Data shown
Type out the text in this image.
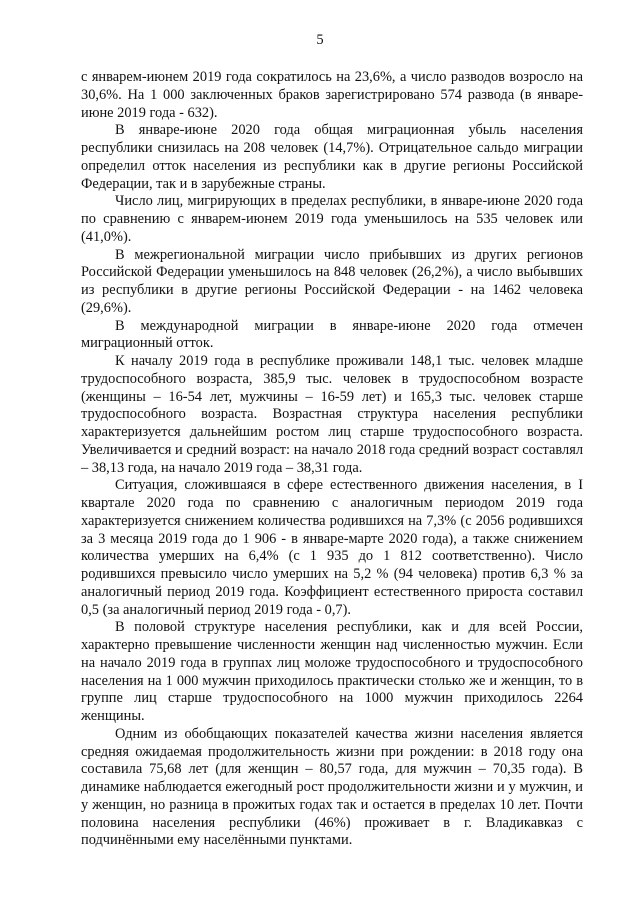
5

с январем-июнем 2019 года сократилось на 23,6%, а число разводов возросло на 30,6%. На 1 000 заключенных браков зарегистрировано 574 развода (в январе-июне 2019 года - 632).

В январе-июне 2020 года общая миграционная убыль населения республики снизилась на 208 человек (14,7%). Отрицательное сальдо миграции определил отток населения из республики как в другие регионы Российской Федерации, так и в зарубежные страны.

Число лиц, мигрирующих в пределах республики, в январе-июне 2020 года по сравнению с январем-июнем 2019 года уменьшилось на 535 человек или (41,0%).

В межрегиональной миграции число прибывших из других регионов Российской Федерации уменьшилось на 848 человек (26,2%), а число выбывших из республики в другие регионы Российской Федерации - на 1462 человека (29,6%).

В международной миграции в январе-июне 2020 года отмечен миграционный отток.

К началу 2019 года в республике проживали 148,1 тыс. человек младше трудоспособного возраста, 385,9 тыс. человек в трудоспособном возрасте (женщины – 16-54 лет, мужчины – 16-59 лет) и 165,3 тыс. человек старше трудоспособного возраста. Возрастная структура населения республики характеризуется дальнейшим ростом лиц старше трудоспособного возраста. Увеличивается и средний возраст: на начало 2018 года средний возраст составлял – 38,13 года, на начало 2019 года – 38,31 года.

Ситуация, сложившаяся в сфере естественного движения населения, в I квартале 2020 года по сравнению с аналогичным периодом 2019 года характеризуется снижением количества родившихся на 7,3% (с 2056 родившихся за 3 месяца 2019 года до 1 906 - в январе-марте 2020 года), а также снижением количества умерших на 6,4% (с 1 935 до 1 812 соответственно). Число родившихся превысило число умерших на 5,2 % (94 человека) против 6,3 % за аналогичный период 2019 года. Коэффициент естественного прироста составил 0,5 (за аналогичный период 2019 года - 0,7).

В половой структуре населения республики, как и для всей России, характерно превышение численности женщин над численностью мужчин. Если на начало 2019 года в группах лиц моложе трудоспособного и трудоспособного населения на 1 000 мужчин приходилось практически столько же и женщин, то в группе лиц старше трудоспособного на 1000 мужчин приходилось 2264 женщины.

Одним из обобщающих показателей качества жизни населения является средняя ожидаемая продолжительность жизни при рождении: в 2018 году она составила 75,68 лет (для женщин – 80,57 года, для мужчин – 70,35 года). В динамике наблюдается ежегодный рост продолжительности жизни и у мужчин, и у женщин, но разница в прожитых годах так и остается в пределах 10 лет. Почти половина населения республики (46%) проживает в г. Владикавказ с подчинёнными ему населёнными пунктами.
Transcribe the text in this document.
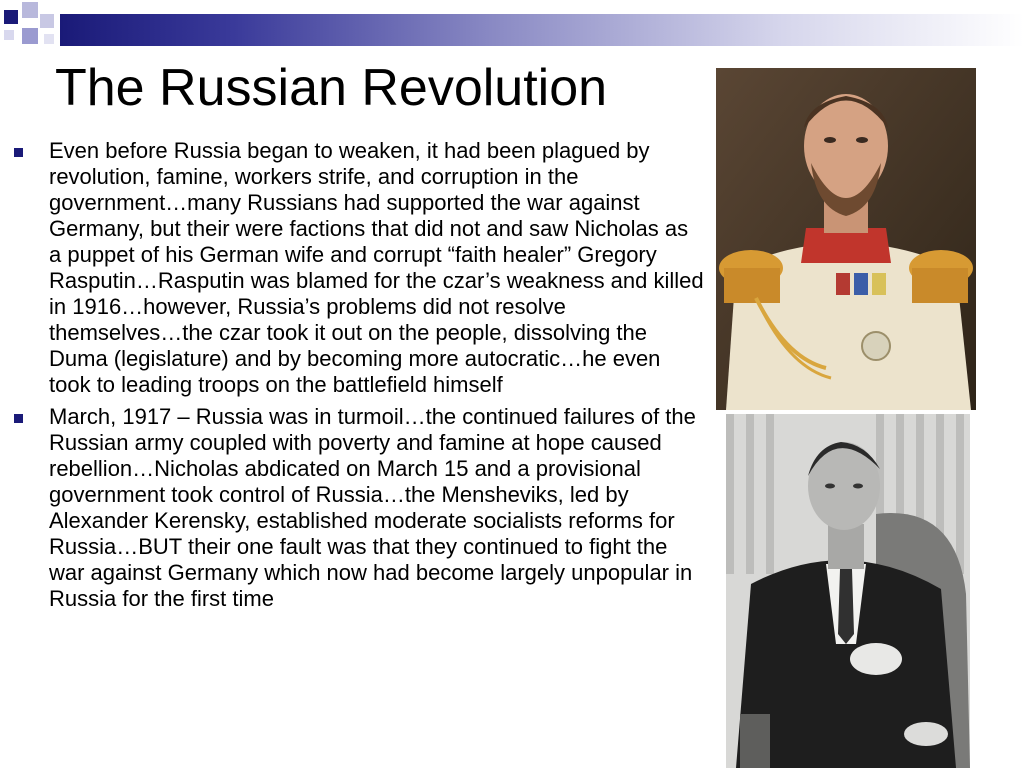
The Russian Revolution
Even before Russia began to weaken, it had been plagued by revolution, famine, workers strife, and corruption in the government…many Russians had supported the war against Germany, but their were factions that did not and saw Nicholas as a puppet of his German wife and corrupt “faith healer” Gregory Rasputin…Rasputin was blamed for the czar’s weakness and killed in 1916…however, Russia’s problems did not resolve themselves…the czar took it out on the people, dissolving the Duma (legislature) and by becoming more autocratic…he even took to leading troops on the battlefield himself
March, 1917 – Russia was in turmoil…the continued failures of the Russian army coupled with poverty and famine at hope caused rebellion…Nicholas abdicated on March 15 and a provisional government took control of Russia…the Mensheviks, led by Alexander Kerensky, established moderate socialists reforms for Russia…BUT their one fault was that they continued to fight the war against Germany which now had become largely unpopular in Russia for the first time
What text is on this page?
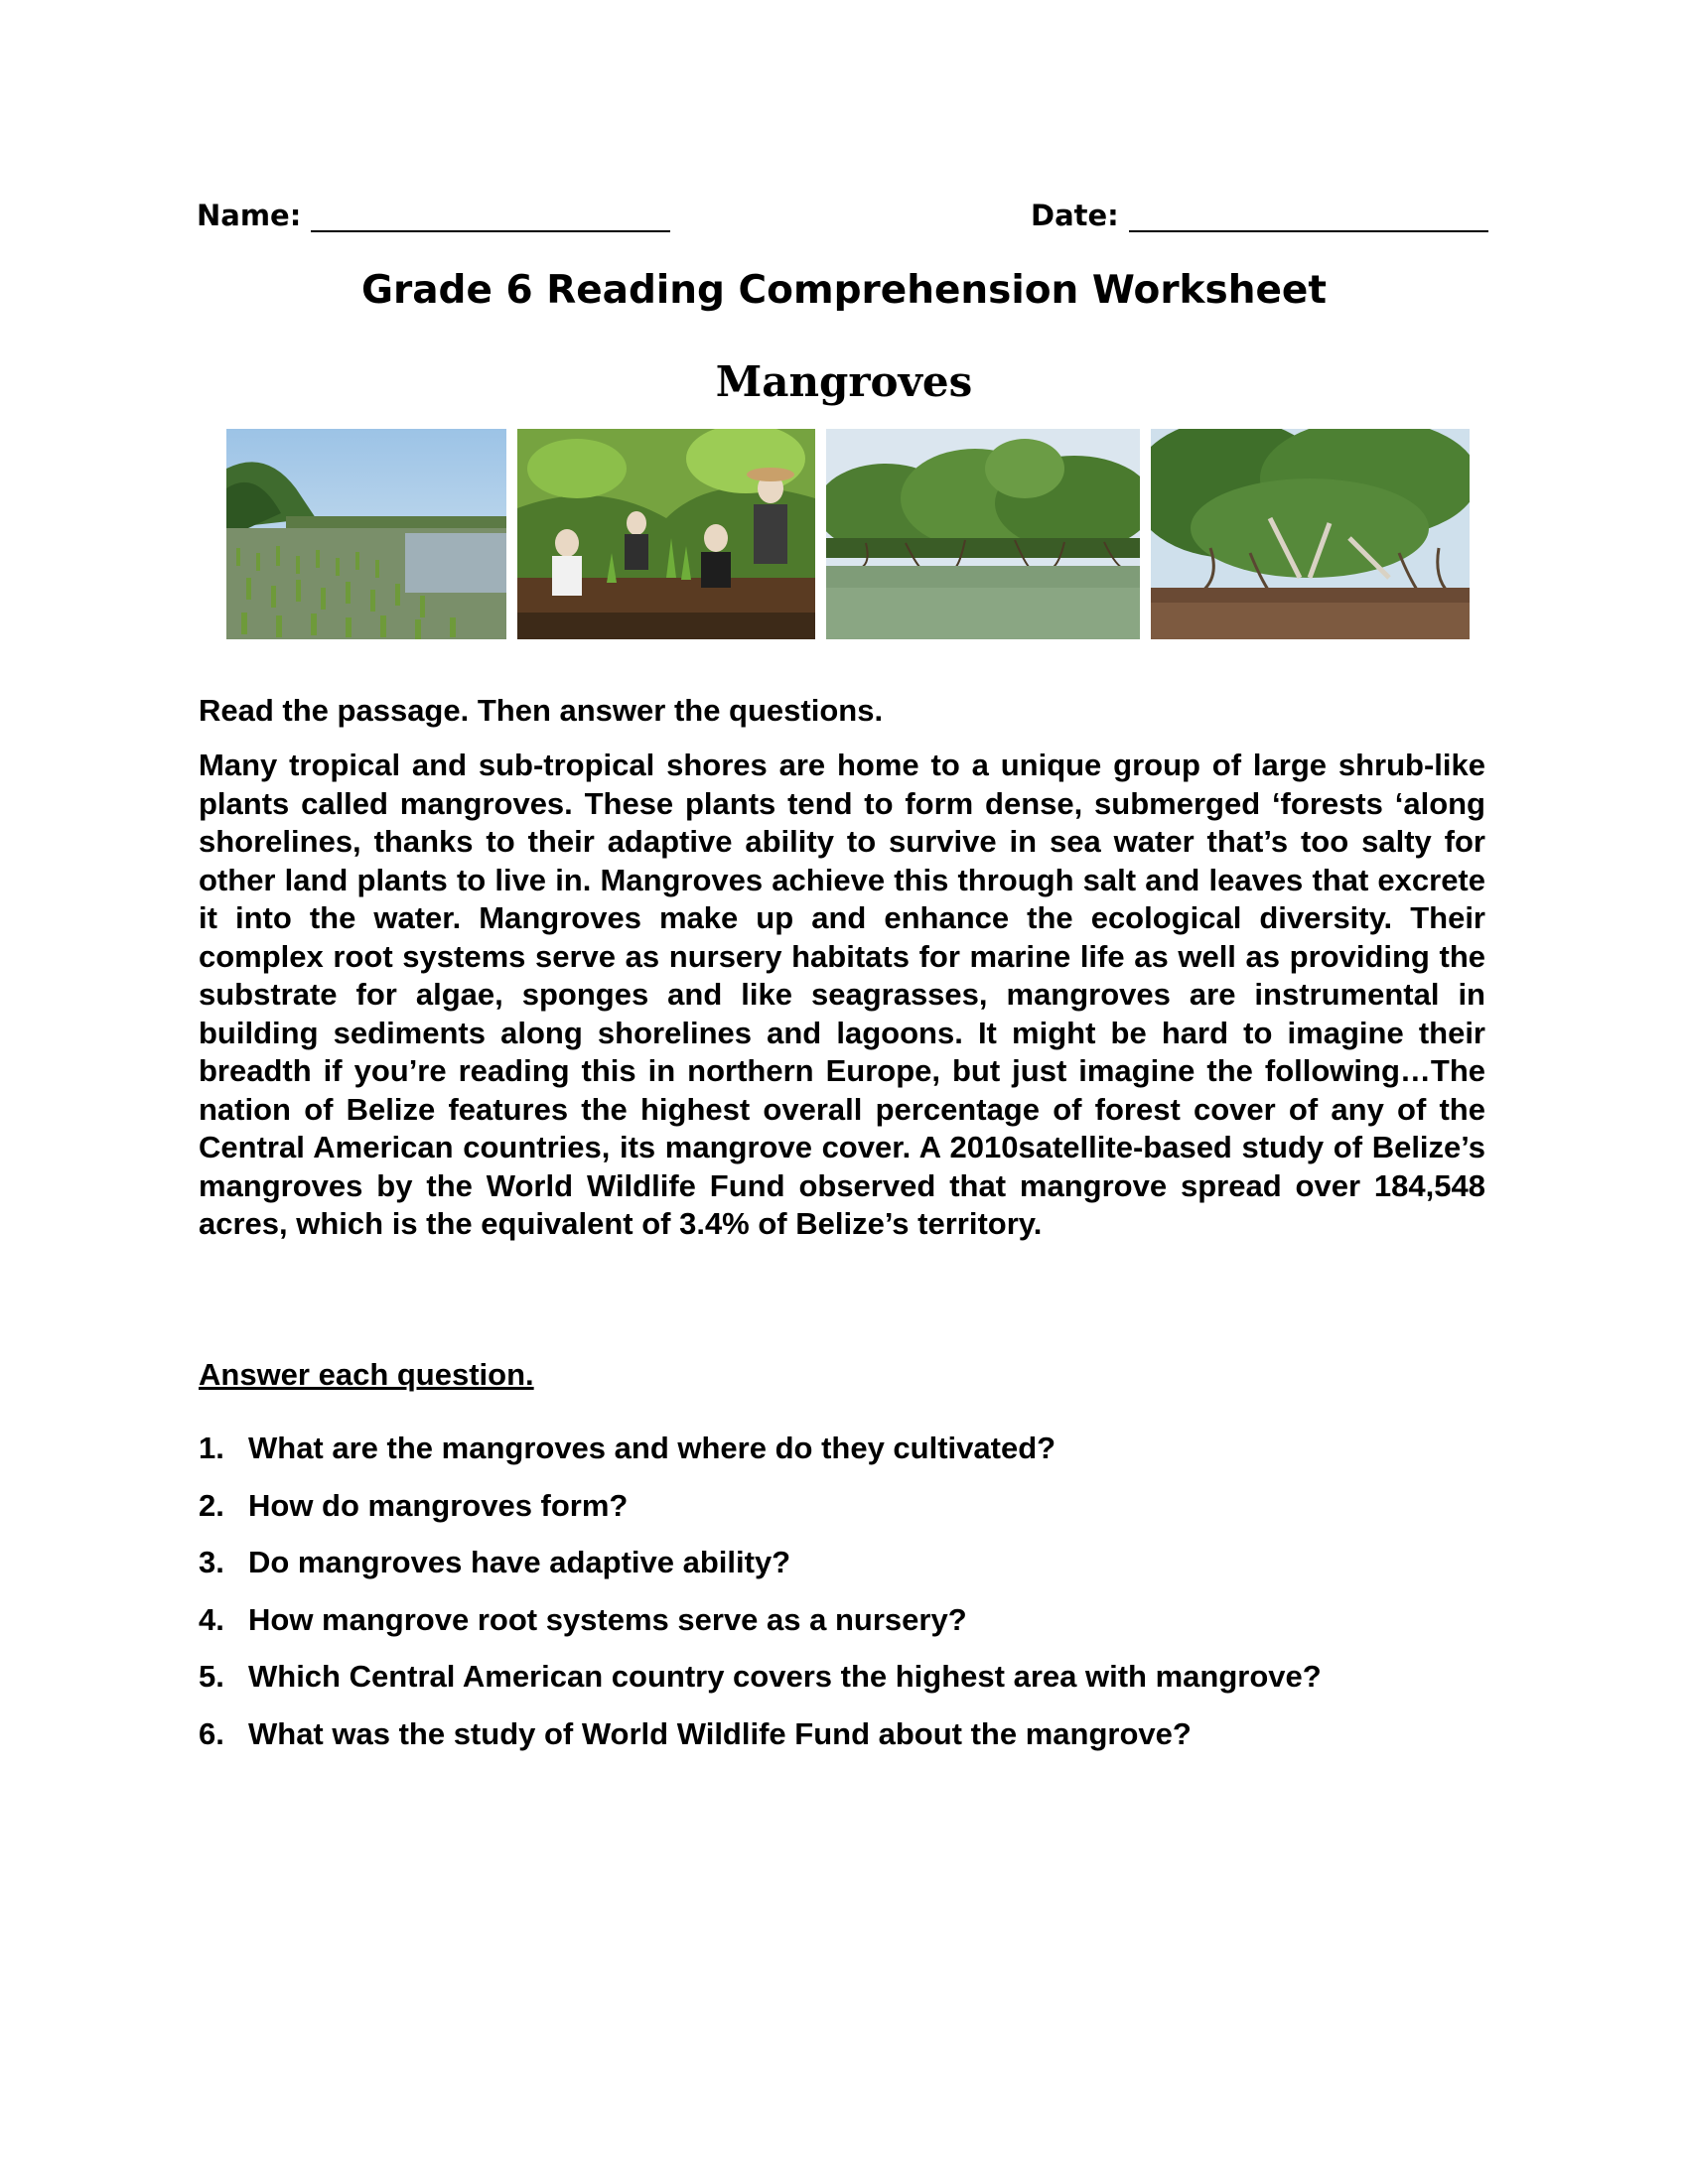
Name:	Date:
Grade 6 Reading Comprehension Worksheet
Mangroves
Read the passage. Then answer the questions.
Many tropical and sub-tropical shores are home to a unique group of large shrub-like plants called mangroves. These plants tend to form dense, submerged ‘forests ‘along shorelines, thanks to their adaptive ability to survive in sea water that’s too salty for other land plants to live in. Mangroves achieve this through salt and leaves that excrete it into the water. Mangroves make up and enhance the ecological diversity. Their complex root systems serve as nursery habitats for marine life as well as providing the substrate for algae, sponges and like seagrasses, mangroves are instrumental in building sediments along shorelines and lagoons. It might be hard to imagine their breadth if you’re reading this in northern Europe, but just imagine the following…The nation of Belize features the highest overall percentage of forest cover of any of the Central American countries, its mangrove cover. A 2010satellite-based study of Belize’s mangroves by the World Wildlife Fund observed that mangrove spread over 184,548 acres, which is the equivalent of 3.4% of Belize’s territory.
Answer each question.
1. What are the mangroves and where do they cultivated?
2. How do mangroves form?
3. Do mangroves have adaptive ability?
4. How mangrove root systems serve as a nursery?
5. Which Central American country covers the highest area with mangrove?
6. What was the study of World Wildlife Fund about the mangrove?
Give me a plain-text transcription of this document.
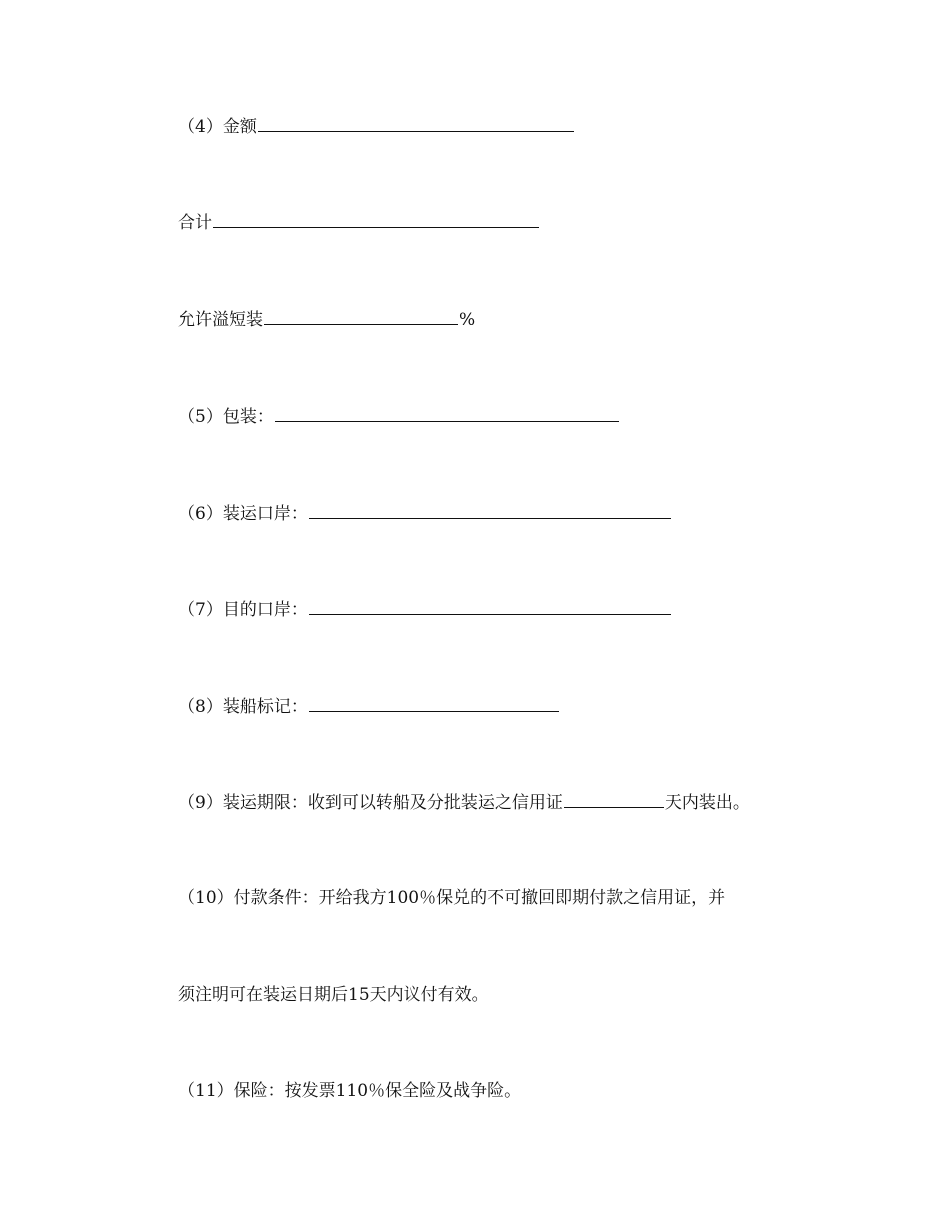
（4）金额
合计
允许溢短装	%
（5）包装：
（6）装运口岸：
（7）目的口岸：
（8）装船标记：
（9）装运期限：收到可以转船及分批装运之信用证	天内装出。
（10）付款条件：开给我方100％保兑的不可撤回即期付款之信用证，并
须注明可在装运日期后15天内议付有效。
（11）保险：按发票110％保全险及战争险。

Exercise
Find the lines containing "начало" and pull them out.

Exercise output
К началу 2019 года в республике проживали 148,1 тыс. человек младше трудоспособного возраста, 385,9 тыс. человек в трудоспособном возрасте (женщины – 16-54 лет, мужчины – 16-59 лет) и 165,3 тыс. человек старше трудоспособного возраста. Возрастная структура населения республики характеризуется дальнейшим ростом лиц старше трудоспособного возраста. Увеличивается и средний возраст: на начало 2018 года средний возраст составлял – 38,13 года, на начало 2019 года – 38,31 года.
В половой структуре населения республики, как и для всей России, характерно превышение численности женщин над численностью мужчин. Если на начало 2019 года в группах лиц моложе трудоспособного и трудоспособного населения на 1 000 мужчин приходилось практически столько же и женщин, то в группе лиц старше трудоспособного на 1000 мужчин приходилось 2264 женщины.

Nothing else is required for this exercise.